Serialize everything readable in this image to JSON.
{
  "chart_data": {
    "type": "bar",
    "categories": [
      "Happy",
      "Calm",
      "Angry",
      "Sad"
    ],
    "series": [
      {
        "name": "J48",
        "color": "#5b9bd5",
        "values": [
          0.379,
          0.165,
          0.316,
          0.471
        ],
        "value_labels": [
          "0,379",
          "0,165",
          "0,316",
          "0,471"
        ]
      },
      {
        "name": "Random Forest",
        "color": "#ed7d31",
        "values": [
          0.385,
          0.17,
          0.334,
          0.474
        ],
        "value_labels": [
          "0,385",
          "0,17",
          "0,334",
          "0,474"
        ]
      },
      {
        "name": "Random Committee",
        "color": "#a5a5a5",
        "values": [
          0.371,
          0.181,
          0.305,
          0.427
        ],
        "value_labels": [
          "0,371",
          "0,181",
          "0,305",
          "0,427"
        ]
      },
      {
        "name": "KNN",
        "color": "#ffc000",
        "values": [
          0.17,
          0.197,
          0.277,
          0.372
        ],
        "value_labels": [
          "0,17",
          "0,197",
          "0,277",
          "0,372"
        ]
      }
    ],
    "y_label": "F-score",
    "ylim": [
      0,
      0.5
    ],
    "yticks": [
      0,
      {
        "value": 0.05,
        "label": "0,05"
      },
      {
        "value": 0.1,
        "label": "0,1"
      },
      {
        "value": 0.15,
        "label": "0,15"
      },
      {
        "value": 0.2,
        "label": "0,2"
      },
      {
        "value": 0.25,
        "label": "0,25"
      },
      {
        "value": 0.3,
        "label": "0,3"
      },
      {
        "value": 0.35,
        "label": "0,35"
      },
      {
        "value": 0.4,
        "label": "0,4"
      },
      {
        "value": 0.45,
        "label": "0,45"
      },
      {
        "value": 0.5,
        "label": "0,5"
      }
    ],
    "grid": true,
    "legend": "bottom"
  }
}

» **AIM**
Write the data back out verbatim.

» **TASK RESULT**
Serialize everything readable in this image to JSON.
{
  "chart_data": {
    "type": "bar",
    "categories": [
      "Happy",
      "Calm",
      "Angry",
      "Sad"
    ],
    "series": [
      {
        "name": "J48",
        "color": "#5b9bd5",
        "values": [
          0.379,
          0.165,
          0.316,
          0.471
        ],
        "value_labels": [
          "0,379",
          "0,165",
          "0,316",
          "0,471"
        ]
      },
      {
        "name": "Random Forest",
        "color": "#ed7d31",
        "values": [
          0.385,
          0.17,
          0.334,
          0.474
        ],
        "value_labels": [
          "0,385",
          "0,17",
          "0,334",
          "0,474"
        ]
      },
      {
        "name": "Random Committee",
        "color": "#a5a5a5",
        "values": [
          0.371,
          0.181,
          0.305,
          0.427
        ],
        "value_labels": [
          "0,371",
          "0,181",
          "0,305",
          "0,427"
        ]
      },
      {
        "name": "KNN",
        "color": "#ffc000",
        "values": [
          0.17,
          0.197,
          0.277,
          0.372
        ],
        "value_labels": [
          "0,17",
          "0,197",
          "0,277",
          "0,372"
        ]
      }
    ],
    "y_label": "F-score",
    "ylim": [
      0,
      0.5
    ],
    "yticks": [
      0,
      {
        "value": 0.05,
        "label": "0,05"
      },
      {
        "value": 0.1,
        "label": "0,1"
      },
      {
        "value": 0.15,
        "label": "0,15"
      },
      {
        "value": 0.2,
        "label": "0,2"
      },
      {
        "value": 0.25,
        "label": "0,25"
      },
      {
        "value": 0.3,
        "label": "0,3"
      },
      {
        "value": 0.35,
        "label": "0,35"
      },
      {
        "value": 0.4,
        "label": "0,4"
      },
      {
        "value": 0.45,
        "label": "0,45"
      },
      {
        "value": 0.5,
        "label": "0,5"
      }
    ],
    "grid": true,
    "legend": "bottom"
  }
}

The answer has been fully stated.